-- The problem --
Reproduce every entry in the listing without alteration.

[start]

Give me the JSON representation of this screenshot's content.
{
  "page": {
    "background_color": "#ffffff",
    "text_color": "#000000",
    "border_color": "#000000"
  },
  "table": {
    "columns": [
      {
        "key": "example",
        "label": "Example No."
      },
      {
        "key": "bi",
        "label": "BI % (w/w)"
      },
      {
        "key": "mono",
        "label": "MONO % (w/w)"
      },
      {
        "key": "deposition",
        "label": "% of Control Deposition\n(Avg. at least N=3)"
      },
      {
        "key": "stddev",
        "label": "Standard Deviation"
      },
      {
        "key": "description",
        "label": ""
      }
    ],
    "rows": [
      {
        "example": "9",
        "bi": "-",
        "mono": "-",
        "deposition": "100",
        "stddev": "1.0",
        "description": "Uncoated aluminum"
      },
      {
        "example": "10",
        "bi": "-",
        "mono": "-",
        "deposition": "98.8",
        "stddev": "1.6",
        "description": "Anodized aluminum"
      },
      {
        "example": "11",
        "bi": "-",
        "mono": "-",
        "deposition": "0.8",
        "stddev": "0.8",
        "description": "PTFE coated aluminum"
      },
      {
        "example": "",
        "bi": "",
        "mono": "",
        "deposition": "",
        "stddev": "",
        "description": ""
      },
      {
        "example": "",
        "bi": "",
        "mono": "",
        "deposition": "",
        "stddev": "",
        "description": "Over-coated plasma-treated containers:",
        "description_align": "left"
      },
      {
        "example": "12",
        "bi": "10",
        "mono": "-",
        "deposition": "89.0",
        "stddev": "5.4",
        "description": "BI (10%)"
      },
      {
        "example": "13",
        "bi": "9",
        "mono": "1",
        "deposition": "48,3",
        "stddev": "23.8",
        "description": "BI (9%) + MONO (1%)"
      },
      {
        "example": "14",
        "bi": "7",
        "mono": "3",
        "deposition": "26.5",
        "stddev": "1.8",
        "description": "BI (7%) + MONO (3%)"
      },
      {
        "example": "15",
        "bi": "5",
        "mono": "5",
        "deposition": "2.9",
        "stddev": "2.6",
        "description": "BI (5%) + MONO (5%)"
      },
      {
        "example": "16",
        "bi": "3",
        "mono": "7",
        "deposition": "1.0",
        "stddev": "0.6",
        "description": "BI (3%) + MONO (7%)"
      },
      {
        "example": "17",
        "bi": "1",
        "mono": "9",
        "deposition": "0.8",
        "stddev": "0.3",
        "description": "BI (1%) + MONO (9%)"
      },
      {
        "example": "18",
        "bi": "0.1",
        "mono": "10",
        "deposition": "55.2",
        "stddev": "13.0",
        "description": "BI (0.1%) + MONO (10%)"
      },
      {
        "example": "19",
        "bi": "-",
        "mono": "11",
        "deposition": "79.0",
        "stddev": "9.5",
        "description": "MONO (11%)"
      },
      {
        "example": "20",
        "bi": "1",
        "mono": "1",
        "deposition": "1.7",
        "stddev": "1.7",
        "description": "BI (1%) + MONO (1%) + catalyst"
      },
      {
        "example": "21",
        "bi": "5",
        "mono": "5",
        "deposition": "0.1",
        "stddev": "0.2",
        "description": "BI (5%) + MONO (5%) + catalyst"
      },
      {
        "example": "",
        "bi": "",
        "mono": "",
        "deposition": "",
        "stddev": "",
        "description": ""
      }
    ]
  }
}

[end]

-- Final result --
Give me the JSON representation of this screenshot's content.
{
  "page": {
    "background_color": "#ffffff",
    "text_color": "#000000",
    "border_color": "#000000"
  },
  "table": {
    "columns": [
      {
        "key": "example",
        "label": "Example No."
      },
      {
        "key": "bi",
        "label": "BI % (w/w)"
      },
      {
        "key": "mono",
        "label": "MONO % (w/w)"
      },
      {
        "key": "deposition",
        "label": "% of Control Deposition\n(Avg. at least N=3)"
      },
      {
        "key": "stddev",
        "label": "Standard Deviation"
      },
      {
        "key": "description",
        "label": ""
      }
    ],
    "rows": [
      {
        "example": "9",
        "bi": "-",
        "mono": "-",
        "deposition": "100",
        "stddev": "1.0",
        "description": "Uncoated aluminum"
      },
      {
        "example": "10",
        "bi": "-",
        "mono": "-",
        "deposition": "98.8",
        "stddev": "1.6",
        "description": "Anodized aluminum"
      },
      {
        "example": "11",
        "bi": "-",
        "mono": "-",
        "deposition": "0.8",
        "stddev": "0.8",
        "description": "PTFE coated aluminum"
      },
      {
        "example": "",
        "bi": "",
        "mono": "",
        "deposition": "",
        "stddev": "",
        "description": ""
      },
      {
        "example": "",
        "bi": "",
        "mono": "",
        "deposition": "",
        "stddev": "",
        "description": "Over-coated plasma-treated containers:",
        "description_align": "left"
      },
      {
        "example": "12",
        "bi": "10",
        "mono": "-",
        "deposition": "89.0",
        "stddev": "5.4",
        "description": "BI (10%)"
      },
      {
        "example": "13",
        "bi": "9",
        "mono": "1",
        "deposition": "48,3",
        "stddev": "23.8",
        "description": "BI (9%) + MONO (1%)"
      },
      {
        "example": "14",
        "bi": "7",
        "mono": "3",
        "deposition": "26.5",
        "stddev": "1.8",
        "description": "BI (7%) + MONO (3%)"
      },
      {
        "example": "15",
        "bi": "5",
        "mono": "5",
        "deposition": "2.9",
        "stddev": "2.6",
        "description": "BI (5%) + MONO (5%)"
      },
      {
        "example": "16",
        "bi": "3",
        "mono": "7",
        "deposition": "1.0",
        "stddev": "0.6",
        "description": "BI (3%) + MONO (7%)"
      },
      {
        "example": "17",
        "bi": "1",
        "mono": "9",
        "deposition": "0.8",
        "stddev": "0.3",
        "description": "BI (1%) + MONO (9%)"
      },
      {
        "example": "18",
        "bi": "0.1",
        "mono": "10",
        "deposition": "55.2",
        "stddev": "13.0",
        "description": "BI (0.1%) + MONO (10%)"
      },
      {
        "example": "19",
        "bi": "-",
        "mono": "11",
        "deposition": "79.0",
        "stddev": "9.5",
        "description": "MONO (11%)"
      },
      {
        "example": "20",
        "bi": "1",
        "mono": "1",
        "deposition": "1.7",
        "stddev": "1.7",
        "description": "BI (1%) + MONO (1%) + catalyst"
      },
      {
        "example": "21",
        "bi": "5",
        "mono": "5",
        "deposition": "0.1",
        "stddev": "0.2",
        "description": "BI (5%) + MONO (5%) + catalyst"
      },
      {
        "example": "",
        "bi": "",
        "mono": "",
        "deposition": "",
        "stddev": "",
        "description": ""
      }
    ]
  }
}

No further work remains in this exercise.